▶ **AIM**
Scan the material below for lines with the word "system" and report how many there are, with nothing added.

Collection entries:
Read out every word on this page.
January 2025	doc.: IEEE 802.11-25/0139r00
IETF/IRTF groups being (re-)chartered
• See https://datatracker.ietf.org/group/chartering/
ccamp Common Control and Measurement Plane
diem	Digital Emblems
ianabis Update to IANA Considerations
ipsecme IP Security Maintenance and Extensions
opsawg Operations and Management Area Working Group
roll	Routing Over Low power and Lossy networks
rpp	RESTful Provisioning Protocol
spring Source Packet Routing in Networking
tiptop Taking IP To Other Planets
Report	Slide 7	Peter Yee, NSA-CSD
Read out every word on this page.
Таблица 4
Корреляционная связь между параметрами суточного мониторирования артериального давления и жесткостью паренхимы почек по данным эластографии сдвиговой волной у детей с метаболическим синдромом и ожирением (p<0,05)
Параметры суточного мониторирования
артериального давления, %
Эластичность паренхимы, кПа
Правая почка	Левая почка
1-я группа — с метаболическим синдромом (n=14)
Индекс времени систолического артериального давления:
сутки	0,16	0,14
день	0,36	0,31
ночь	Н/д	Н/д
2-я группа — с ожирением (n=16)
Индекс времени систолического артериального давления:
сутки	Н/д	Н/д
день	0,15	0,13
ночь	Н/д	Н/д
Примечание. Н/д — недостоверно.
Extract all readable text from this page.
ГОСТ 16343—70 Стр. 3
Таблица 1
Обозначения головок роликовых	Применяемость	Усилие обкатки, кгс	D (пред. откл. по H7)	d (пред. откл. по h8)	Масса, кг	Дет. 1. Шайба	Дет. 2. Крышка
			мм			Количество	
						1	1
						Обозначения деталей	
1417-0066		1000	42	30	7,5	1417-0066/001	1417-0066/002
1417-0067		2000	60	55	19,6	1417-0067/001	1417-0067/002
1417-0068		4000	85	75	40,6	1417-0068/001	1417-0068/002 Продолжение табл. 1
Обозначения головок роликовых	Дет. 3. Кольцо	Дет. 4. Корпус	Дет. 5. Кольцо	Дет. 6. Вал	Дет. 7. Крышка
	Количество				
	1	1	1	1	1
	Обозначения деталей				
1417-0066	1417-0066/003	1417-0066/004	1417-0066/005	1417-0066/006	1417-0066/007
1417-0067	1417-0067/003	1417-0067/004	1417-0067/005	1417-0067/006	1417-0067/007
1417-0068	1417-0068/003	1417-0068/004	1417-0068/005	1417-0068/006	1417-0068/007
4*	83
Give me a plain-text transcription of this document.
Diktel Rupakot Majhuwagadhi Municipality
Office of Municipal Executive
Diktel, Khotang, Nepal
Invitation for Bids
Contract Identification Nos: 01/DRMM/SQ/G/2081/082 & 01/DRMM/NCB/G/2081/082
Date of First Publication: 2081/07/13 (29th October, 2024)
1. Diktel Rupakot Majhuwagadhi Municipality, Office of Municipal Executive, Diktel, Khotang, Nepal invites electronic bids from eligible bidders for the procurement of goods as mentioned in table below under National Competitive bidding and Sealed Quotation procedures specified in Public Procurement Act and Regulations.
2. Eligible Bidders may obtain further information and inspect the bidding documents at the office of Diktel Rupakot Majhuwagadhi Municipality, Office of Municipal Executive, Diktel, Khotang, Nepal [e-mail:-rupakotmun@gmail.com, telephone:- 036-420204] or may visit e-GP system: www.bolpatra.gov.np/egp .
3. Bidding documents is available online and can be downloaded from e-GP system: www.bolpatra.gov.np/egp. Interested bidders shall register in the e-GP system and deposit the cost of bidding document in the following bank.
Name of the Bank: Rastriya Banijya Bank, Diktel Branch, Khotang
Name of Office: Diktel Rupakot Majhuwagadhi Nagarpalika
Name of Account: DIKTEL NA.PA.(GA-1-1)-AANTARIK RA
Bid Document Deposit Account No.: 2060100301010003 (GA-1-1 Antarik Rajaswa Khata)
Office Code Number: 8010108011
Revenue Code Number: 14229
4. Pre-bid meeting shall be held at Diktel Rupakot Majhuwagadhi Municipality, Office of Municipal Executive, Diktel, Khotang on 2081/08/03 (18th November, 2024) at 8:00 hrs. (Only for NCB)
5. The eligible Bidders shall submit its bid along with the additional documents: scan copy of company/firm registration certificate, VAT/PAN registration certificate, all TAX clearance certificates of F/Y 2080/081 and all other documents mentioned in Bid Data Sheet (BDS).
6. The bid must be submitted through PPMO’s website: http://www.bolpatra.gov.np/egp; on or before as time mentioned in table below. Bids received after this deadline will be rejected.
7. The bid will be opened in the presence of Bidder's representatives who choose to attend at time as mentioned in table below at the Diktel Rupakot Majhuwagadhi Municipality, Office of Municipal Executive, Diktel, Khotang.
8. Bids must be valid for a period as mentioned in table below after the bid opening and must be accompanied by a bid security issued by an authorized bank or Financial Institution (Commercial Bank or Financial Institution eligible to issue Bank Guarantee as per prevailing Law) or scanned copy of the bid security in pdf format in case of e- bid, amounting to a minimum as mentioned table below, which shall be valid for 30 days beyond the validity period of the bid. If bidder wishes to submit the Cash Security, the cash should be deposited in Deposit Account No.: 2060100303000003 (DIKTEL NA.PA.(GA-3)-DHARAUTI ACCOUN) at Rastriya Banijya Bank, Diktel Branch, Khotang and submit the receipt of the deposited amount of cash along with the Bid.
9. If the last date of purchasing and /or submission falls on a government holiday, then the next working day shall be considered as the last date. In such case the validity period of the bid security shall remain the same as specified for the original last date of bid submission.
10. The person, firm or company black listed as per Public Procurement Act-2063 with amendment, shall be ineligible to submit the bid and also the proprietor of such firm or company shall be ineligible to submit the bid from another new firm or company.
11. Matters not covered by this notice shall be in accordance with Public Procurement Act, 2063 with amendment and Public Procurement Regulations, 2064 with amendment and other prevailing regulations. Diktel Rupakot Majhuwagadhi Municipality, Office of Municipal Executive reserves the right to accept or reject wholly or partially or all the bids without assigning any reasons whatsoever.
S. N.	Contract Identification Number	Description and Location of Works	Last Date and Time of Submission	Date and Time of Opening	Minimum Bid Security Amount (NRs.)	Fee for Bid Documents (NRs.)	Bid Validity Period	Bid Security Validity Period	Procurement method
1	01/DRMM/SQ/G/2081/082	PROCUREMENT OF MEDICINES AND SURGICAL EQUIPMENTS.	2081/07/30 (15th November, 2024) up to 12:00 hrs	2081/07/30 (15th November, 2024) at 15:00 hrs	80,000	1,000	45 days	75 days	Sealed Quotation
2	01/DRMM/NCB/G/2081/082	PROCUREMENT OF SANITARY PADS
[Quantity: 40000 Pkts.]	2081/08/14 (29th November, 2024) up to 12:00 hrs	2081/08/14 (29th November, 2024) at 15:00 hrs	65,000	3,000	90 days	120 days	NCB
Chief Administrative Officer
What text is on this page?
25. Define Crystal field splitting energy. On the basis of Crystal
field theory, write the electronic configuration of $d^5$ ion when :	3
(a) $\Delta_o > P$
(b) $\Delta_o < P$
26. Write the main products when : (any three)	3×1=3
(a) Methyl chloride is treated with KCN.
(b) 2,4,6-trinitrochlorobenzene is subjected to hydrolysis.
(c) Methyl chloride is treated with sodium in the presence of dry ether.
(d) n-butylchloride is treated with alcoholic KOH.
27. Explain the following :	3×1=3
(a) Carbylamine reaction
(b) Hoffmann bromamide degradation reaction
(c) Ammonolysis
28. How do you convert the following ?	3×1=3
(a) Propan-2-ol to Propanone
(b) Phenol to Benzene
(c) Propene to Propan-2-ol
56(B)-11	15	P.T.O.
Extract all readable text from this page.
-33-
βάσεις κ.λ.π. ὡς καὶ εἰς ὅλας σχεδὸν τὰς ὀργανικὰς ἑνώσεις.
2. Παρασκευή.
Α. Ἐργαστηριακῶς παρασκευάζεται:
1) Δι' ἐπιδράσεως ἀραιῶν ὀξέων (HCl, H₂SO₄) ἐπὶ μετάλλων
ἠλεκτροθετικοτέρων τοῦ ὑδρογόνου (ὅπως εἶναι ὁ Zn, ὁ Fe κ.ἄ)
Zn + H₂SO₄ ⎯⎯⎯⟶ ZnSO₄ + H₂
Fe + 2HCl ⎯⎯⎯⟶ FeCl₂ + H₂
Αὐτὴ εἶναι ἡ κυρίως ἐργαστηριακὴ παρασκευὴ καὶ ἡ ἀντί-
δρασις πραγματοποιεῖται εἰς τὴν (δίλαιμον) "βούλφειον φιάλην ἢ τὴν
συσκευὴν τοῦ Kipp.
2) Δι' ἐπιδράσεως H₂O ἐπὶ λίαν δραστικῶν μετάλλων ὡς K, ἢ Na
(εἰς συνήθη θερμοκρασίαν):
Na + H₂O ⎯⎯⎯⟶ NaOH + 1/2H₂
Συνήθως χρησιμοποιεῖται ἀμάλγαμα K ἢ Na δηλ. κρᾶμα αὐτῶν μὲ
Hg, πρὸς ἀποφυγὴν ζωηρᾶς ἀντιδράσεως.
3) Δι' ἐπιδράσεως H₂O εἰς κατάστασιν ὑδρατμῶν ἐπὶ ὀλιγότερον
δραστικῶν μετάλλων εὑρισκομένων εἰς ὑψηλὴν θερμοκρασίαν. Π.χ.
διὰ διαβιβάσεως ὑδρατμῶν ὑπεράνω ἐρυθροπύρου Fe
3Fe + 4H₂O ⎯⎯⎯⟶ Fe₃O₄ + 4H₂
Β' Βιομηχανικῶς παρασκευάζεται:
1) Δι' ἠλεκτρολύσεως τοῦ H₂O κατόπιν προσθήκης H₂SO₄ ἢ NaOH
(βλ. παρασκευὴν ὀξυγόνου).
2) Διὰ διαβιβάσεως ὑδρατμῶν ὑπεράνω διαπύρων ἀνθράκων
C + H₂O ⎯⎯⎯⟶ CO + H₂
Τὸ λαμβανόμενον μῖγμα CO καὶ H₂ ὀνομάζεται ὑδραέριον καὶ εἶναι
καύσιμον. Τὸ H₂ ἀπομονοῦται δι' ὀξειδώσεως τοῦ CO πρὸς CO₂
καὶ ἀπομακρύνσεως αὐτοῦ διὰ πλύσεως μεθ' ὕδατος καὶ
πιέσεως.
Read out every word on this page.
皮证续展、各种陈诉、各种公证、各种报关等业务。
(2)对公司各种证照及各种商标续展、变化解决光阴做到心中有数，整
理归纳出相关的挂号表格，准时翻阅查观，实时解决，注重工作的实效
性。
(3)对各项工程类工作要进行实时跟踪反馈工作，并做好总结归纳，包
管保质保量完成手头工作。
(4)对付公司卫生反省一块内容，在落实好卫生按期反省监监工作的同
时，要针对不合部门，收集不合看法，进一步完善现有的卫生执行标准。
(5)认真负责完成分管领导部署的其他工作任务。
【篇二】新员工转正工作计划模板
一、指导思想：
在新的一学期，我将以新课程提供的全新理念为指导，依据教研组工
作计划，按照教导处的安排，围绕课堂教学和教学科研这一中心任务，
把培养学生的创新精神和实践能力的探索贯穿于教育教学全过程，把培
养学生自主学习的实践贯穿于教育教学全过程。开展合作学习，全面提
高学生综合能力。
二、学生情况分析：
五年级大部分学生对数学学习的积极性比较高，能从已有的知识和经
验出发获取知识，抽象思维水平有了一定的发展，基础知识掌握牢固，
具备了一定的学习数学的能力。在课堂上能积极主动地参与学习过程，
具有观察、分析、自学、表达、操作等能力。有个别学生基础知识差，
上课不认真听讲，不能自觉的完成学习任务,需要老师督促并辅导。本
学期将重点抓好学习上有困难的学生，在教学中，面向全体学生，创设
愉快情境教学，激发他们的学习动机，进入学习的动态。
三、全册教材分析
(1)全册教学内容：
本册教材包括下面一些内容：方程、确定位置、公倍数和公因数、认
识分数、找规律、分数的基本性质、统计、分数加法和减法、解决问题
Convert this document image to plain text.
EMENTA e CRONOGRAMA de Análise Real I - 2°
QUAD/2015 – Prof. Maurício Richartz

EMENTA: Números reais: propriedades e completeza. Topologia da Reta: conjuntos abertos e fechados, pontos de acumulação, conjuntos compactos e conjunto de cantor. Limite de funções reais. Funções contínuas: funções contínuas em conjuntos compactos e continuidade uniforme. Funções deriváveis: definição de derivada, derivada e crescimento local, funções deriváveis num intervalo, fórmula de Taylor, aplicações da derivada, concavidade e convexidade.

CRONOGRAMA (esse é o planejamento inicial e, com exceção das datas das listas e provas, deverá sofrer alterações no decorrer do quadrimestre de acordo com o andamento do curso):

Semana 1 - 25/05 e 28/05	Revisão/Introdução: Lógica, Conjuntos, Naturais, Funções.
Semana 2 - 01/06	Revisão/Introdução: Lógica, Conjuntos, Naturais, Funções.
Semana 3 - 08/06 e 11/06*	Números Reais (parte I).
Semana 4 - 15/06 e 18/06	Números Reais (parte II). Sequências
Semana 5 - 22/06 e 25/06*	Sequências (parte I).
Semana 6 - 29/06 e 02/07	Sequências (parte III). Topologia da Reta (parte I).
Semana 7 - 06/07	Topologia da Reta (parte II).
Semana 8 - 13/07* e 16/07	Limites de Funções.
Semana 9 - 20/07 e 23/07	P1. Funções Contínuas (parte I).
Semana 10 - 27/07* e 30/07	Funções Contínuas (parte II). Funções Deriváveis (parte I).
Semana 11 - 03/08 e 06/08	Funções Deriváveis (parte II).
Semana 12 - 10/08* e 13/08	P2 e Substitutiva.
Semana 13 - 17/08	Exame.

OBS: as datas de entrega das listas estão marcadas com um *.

▶ **EXERCISE OUTPUT**
2